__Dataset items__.
+ + +

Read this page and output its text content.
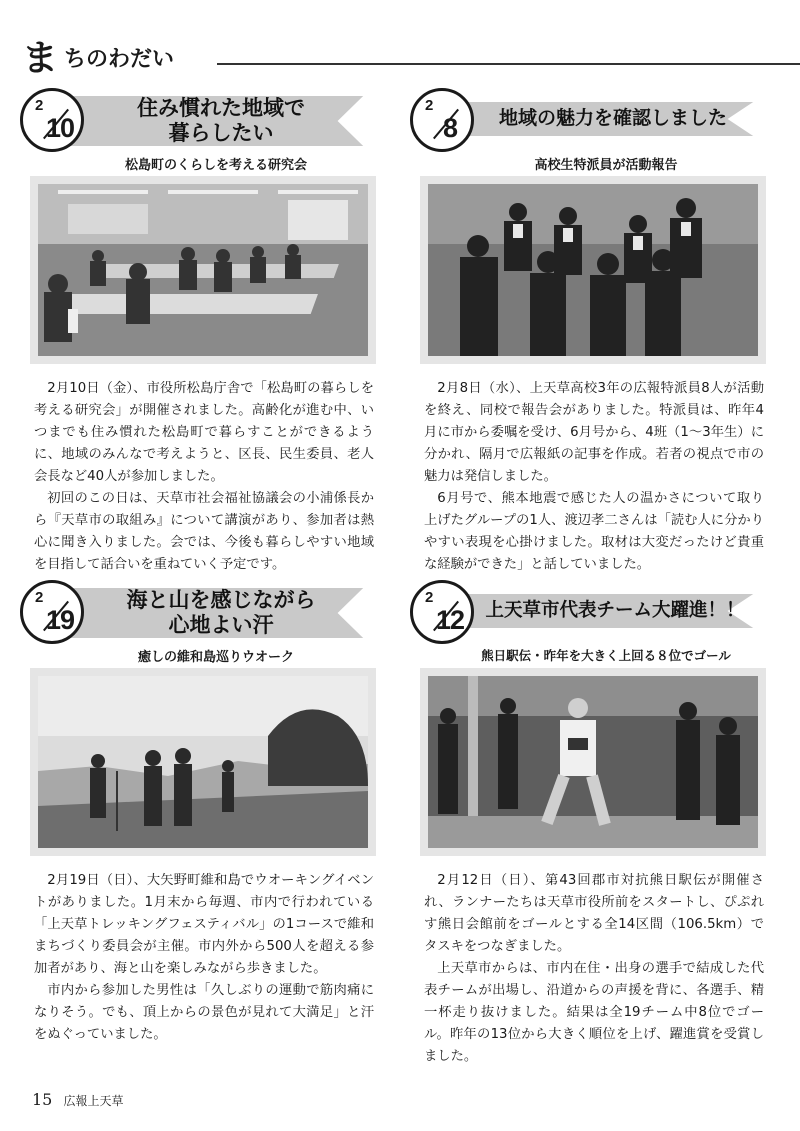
ま ちのわだい
2
10
住み慣れた地域で
暮らしたい
松島町のくらしを考える研究会

2月10日（金）、市役所松島庁舎で「松島町の暮らしを考える研究会」が開催されました。高齢化が進む中、いつまでも住み慣れた松島町で暮らすことができるように、地域のみんなで考えようと、区長、民生委員、老人会長など40人が参加しました。

初回のこの日は、天草市社会福祉協議会の小浦係長から『天草市の取組み』について講演があり、参加者は熱心に聞き入りました。会では、今後も暮らしやすい地域を目指して話合いを重ねていく予定です。

2
8	地域の魅力を確認しました
高校生特派員が活動報告

2月8日（水）、上天草高校3年の広報特派員8人が活動を終え、同校で報告会がありました。特派員は、昨年4月に市から委嘱を受け、6月号から、4班（1～3年生）に分かれ、隔月で広報紙の記事を作成。若者の視点で市の魅力は発信しました。

6月号で、熊本地震で感じた人の温かさについて取り上げたグループの1人、渡辺孝二さんは「読む人に分かりやすい表現を心掛けました。取材は大変だったけど貴重な経験ができた」と話していました。

2
19
海と山を感じながら
心地よい汗
癒しの維和島巡りウオーク

2月19日（日）、大矢野町維和島でウオーキングイベントがありました。1月末から毎週、市内で行われている「上天草トレッキングフェスティバル」の1コースで維和まちづくり委員会が主催。市内外から500人を超える参加者があり、海と山を楽しみながら歩きました。

市内から参加した男性は「久しぶりの運動で筋肉痛になりそう。でも、頂上からの景色が見れて大満足」と汗をぬぐっていました。

2
12 上天草市代表チーム大躍進！！
熊日駅伝・昨年を大きく上回る８位でゴール

2月12日（日）、第43回郡市対抗熊日駅伝が開催され、ランナーたちは天草市役所前をスタートし、ぴぷれす熊日会館前をゴールとする全14区間（106.5km）でタスキをつなぎました。

上天草市からは、市内在住・出身の選手で結成した代表チームが出場し、沿道からの声援を背に、各選手、精一杯走り抜けました。結果は全19チーム中8位でゴール。昨年の13位から大きく順位を上げ、躍進賞を受賞しました。

15 広報上天草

+ + +

__Task prompt__.
Quote every line word for word and keep the images out of the copy.

__Response__.
Read this page and output its text content.
ま ちのわだい
2
10
住み慣れた地域で
暮らしたい
松島町のくらしを考える研究会

2月10日（金）、市役所松島庁舎で「松島町の暮らしを考える研究会」が開催されました。高齢化が進む中、いつまでも住み慣れた松島町で暮らすことができるように、地域のみんなで考えようと、区長、民生委員、老人会長など40人が参加しました。

初回のこの日は、天草市社会福祉協議会の小浦係長から『天草市の取組み』について講演があり、参加者は熱心に聞き入りました。会では、今後も暮らしやすい地域を目指して話合いを重ねていく予定です。

2
8	地域の魅力を確認しました
高校生特派員が活動報告

2月8日（水）、上天草高校3年の広報特派員8人が活動を終え、同校で報告会がありました。特派員は、昨年4月に市から委嘱を受け、6月号から、4班（1～3年生）に分かれ、隔月で広報紙の記事を作成。若者の視点で市の魅力は発信しました。

6月号で、熊本地震で感じた人の温かさについて取り上げたグループの1人、渡辺孝二さんは「読む人に分かりやすい表現を心掛けました。取材は大変だったけど貴重な経験ができた」と話していました。

2
19
海と山を感じながら
心地よい汗
癒しの維和島巡りウオーク

2月19日（日）、大矢野町維和島でウオーキングイベントがありました。1月末から毎週、市内で行われている「上天草トレッキングフェスティバル」の1コースで維和まちづくり委員会が主催。市内外から500人を超える参加者があり、海と山を楽しみながら歩きました。

市内から参加した男性は「久しぶりの運動で筋肉痛になりそう。でも、頂上からの景色が見れて大満足」と汗をぬぐっていました。

2
12 上天草市代表チーム大躍進！！
熊日駅伝・昨年を大きく上回る８位でゴール

2月12日（日）、第43回郡市対抗熊日駅伝が開催され、ランナーたちは天草市役所前をスタートし、ぴぷれす熊日会館前をゴールとする全14区間（106.5km）でタスキをつなぎました。

上天草市からは、市内在住・出身の選手で結成した代表チームが出場し、沿道からの声援を背に、各選手、精一杯走り抜けました。結果は全19チーム中8位でゴール。昨年の13位から大きく順位を上げ、躍進賞を受賞しました。

15 広報上天草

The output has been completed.